Exercise -> Restate the entries below word for word, omitting nothing.

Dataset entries
###
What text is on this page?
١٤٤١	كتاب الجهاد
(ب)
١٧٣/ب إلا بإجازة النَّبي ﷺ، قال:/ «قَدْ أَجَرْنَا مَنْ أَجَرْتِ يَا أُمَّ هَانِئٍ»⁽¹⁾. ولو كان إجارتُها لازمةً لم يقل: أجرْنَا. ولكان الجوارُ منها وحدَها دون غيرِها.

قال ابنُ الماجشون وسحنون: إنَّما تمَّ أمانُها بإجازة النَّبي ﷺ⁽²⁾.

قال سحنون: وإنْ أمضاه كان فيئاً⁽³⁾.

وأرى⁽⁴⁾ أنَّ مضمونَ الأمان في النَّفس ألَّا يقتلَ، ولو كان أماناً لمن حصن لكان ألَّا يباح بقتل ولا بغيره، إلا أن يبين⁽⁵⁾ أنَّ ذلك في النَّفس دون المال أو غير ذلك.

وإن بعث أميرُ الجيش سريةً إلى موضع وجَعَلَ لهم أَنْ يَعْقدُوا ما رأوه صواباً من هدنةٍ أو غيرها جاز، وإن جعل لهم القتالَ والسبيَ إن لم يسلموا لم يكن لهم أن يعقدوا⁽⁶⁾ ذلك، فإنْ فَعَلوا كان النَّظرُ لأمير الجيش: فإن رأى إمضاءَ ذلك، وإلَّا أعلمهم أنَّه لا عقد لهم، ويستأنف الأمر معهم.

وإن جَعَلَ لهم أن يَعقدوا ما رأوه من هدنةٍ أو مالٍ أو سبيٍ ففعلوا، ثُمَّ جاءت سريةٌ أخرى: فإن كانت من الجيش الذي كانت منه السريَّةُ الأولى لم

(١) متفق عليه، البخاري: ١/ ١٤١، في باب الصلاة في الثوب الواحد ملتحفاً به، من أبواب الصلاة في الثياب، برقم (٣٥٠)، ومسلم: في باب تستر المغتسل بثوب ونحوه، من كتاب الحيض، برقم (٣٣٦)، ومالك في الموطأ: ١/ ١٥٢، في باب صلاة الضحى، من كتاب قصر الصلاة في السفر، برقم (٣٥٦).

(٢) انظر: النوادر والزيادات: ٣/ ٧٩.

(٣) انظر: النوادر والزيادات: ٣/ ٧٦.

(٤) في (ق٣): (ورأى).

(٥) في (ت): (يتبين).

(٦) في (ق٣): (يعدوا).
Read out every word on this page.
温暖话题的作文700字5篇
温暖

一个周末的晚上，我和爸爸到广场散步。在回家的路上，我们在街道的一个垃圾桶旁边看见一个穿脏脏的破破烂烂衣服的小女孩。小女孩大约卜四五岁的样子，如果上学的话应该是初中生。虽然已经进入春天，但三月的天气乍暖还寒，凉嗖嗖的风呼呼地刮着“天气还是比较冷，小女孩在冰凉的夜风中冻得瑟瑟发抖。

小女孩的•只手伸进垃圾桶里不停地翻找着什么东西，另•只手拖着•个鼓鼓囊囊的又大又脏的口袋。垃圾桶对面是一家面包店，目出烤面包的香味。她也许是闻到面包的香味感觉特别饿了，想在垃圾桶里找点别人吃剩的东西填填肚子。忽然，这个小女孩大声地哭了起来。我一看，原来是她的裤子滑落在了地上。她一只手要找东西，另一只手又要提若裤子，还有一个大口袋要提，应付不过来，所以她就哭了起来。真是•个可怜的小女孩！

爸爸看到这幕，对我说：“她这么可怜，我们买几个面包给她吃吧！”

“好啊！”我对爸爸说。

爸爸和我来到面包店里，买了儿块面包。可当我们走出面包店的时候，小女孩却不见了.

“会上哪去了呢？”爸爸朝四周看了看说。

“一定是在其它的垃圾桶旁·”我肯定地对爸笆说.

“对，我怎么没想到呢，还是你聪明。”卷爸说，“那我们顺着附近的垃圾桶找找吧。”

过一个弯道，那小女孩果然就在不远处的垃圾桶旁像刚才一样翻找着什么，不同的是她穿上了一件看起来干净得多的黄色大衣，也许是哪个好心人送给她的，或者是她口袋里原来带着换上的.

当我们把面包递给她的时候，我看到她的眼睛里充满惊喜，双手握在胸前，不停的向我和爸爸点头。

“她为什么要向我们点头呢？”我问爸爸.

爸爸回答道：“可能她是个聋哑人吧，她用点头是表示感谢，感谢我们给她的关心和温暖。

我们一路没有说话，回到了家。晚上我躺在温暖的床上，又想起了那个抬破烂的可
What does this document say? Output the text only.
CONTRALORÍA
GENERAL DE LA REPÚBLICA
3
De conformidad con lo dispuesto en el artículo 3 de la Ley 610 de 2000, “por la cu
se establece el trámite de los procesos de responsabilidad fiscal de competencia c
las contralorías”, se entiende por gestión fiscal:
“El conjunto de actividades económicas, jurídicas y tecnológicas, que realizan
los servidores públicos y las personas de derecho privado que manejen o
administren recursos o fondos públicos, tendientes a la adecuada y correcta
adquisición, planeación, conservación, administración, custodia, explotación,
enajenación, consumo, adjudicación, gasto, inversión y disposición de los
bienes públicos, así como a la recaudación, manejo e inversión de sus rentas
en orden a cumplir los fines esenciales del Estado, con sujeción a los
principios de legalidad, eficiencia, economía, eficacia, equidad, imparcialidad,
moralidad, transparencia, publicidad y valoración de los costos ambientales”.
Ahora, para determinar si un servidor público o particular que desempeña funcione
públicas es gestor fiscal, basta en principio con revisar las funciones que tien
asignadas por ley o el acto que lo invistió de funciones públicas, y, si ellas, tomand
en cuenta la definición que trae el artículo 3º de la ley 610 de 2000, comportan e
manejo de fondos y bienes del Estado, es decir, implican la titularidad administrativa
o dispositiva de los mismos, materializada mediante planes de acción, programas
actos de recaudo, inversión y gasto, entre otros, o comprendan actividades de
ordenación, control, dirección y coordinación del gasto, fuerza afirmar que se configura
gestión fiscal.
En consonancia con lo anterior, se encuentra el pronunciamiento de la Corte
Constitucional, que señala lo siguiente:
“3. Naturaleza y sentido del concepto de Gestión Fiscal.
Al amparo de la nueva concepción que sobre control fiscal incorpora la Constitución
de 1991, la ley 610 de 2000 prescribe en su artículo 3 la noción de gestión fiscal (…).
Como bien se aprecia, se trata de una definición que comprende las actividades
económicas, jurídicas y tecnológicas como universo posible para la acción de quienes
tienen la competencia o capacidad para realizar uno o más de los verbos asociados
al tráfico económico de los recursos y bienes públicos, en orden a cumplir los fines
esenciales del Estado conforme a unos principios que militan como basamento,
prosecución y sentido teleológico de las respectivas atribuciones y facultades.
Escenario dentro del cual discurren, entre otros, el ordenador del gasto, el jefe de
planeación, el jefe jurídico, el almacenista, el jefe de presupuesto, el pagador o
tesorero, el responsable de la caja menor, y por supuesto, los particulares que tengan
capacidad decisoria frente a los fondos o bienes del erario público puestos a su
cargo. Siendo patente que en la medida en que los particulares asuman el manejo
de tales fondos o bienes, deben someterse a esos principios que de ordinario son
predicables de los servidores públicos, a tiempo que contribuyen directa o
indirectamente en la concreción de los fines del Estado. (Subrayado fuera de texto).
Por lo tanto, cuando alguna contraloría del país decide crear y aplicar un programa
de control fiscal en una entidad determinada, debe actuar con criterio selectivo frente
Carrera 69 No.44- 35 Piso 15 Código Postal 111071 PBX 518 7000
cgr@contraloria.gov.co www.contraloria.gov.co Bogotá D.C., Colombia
###
Complete response ->
What text is on this page?
١٤٤١	كتاب الجهاد
(ب)
١٧٣/ب إلا بإجازة النَّبي ﷺ، قال:/ «قَدْ أَجَرْنَا مَنْ أَجَرْتِ يَا أُمَّ هَانِئٍ»⁽¹⁾. ولو كان إجارتُها لازمةً لم يقل: أجرْنَا. ولكان الجوارُ منها وحدَها دون غيرِها.

قال ابنُ الماجشون وسحنون: إنَّما تمَّ أمانُها بإجازة النَّبي ﷺ⁽²⁾.

قال سحنون: وإنْ أمضاه كان فيئاً⁽³⁾.

وأرى⁽⁴⁾ أنَّ مضمونَ الأمان في النَّفس ألَّا يقتلَ، ولو كان أماناً لمن حصن لكان ألَّا يباح بقتل ولا بغيره، إلا أن يبين⁽⁵⁾ أنَّ ذلك في النَّفس دون المال أو غير ذلك.

وإن بعث أميرُ الجيش سريةً إلى موضع وجَعَلَ لهم أَنْ يَعْقدُوا ما رأوه صواباً من هدنةٍ أو غيرها جاز، وإن جعل لهم القتالَ والسبيَ إن لم يسلموا لم يكن لهم أن يعقدوا⁽⁶⁾ ذلك، فإنْ فَعَلوا كان النَّظرُ لأمير الجيش: فإن رأى إمضاءَ ذلك، وإلَّا أعلمهم أنَّه لا عقد لهم، ويستأنف الأمر معهم.

وإن جَعَلَ لهم أن يَعقدوا ما رأوه من هدنةٍ أو مالٍ أو سبيٍ ففعلوا، ثُمَّ جاءت سريةٌ أخرى: فإن كانت من الجيش الذي كانت منه السريَّةُ الأولى لم

(١) متفق عليه، البخاري: ١/ ١٤١، في باب الصلاة في الثوب الواحد ملتحفاً به، من أبواب الصلاة في الثياب، برقم (٣٥٠)، ومسلم: في باب تستر المغتسل بثوب ونحوه، من كتاب الحيض، برقم (٣٣٦)، ومالك في الموطأ: ١/ ١٥٢، في باب صلاة الضحى، من كتاب قصر الصلاة في السفر، برقم (٣٥٦).

(٢) انظر: النوادر والزيادات: ٣/ ٧٩.

(٣) انظر: النوادر والزيادات: ٣/ ٧٦.

(٤) في (ق٣): (ورأى).

(٥) في (ت): (يتبين).

(٦) في (ق٣): (يعدوا).
Read out every word on this page.
温暖话题的作文700字5篇
温暖

一个周末的晚上，我和爸爸到广场散步。在回家的路上，我们在街道的一个垃圾桶旁边看见一个穿脏脏的破破烂烂衣服的小女孩。小女孩大约卜四五岁的样子，如果上学的话应该是初中生。虽然已经进入春天，但三月的天气乍暖还寒，凉嗖嗖的风呼呼地刮着“天气还是比较冷，小女孩在冰凉的夜风中冻得瑟瑟发抖。

小女孩的•只手伸进垃圾桶里不停地翻找着什么东西，另•只手拖着•个鼓鼓囊囊的又大又脏的口袋。垃圾桶对面是一家面包店，目出烤面包的香味。她也许是闻到面包的香味感觉特别饿了，想在垃圾桶里找点别人吃剩的东西填填肚子。忽然，这个小女孩大声地哭了起来。我一看，原来是她的裤子滑落在了地上。她一只手要找东西，另一只手又要提若裤子，还有一个大口袋要提，应付不过来，所以她就哭了起来。真是•个可怜的小女孩！

爸爸看到这幕，对我说：“她这么可怜，我们买几个面包给她吃吧！”

“好啊！”我对爸爸说。

爸爸和我来到面包店里，买了儿块面包。可当我们走出面包店的时候，小女孩却不见了.

“会上哪去了呢？”爸爸朝四周看了看说。

“一定是在其它的垃圾桶旁·”我肯定地对爸笆说.

“对，我怎么没想到呢，还是你聪明。”卷爸说，“那我们顺着附近的垃圾桶找找吧。”

过一个弯道，那小女孩果然就在不远处的垃圾桶旁像刚才一样翻找着什么，不同的是她穿上了一件看起来干净得多的黄色大衣，也许是哪个好心人送给她的，或者是她口袋里原来带着换上的.

当我们把面包递给她的时候，我看到她的眼睛里充满惊喜，双手握在胸前，不停的向我和爸爸点头。

“她为什么要向我们点头呢？”我问爸爸.

爸爸回答道：“可能她是个聋哑人吧，她用点头是表示感谢，感谢我们给她的关心和温暖。

我们一路没有说话，回到了家。晚上我躺在温暖的床上，又想起了那个抬破烂的可
What does this document say? Output the text only.
CONTRALORÍA
GENERAL DE LA REPÚBLICA
3
De conformidad con lo dispuesto en el artículo 3 de la Ley 610 de 2000, “por la cu
se establece el trámite de los procesos de responsabilidad fiscal de competencia c
las contralorías”, se entiende por gestión fiscal:
“El conjunto de actividades económicas, jurídicas y tecnológicas, que realizan
los servidores públicos y las personas de derecho privado que manejen o
administren recursos o fondos públicos, tendientes a la adecuada y correcta
adquisición, planeación, conservación, administración, custodia, explotación,
enajenación, consumo, adjudicación, gasto, inversión y disposición de los
bienes públicos, así como a la recaudación, manejo e inversión de sus rentas
en orden a cumplir los fines esenciales del Estado, con sujeción a los
principios de legalidad, eficiencia, economía, eficacia, equidad, imparcialidad,
moralidad, transparencia, publicidad y valoración de los costos ambientales”.
Ahora, para determinar si un servidor público o particular que desempeña funcione
públicas es gestor fiscal, basta en principio con revisar las funciones que tien
asignadas por ley o el acto que lo invistió de funciones públicas, y, si ellas, tomand
en cuenta la definición que trae el artículo 3º de la ley 610 de 2000, comportan e
manejo de fondos y bienes del Estado, es decir, implican la titularidad administrativa
o dispositiva de los mismos, materializada mediante planes de acción, programas
actos de recaudo, inversión y gasto, entre otros, o comprendan actividades de
ordenación, control, dirección y coordinación del gasto, fuerza afirmar que se configura
gestión fiscal.
En consonancia con lo anterior, se encuentra el pronunciamiento de la Corte
Constitucional, que señala lo siguiente:
“3. Naturaleza y sentido del concepto de Gestión Fiscal.
Al amparo de la nueva concepción que sobre control fiscal incorpora la Constitución
de 1991, la ley 610 de 2000 prescribe en su artículo 3 la noción de gestión fiscal (…).
Como bien se aprecia, se trata de una definición que comprende las actividades
económicas, jurídicas y tecnológicas como universo posible para la acción de quienes
tienen la competencia o capacidad para realizar uno o más de los verbos asociados
al tráfico económico de los recursos y bienes públicos, en orden a cumplir los fines
esenciales del Estado conforme a unos principios que militan como basamento,
prosecución y sentido teleológico de las respectivas atribuciones y facultades.
Escenario dentro del cual discurren, entre otros, el ordenador del gasto, el jefe de
planeación, el jefe jurídico, el almacenista, el jefe de presupuesto, el pagador o
tesorero, el responsable de la caja menor, y por supuesto, los particulares que tengan
capacidad decisoria frente a los fondos o bienes del erario público puestos a su
cargo. Siendo patente que en la medida en que los particulares asuman el manejo
de tales fondos o bienes, deben someterse a esos principios que de ordinario son
predicables de los servidores públicos, a tiempo que contribuyen directa o
indirectamente en la concreción de los fines del Estado. (Subrayado fuera de texto).
Por lo tanto, cuando alguna contraloría del país decide crear y aplicar un programa
de control fiscal en una entidad determinada, debe actuar con criterio selectivo frente
Carrera 69 No.44- 35 Piso 15 Código Postal 111071 PBX 518 7000
cgr@contraloria.gov.co www.contraloria.gov.co Bogotá D.C., Colombia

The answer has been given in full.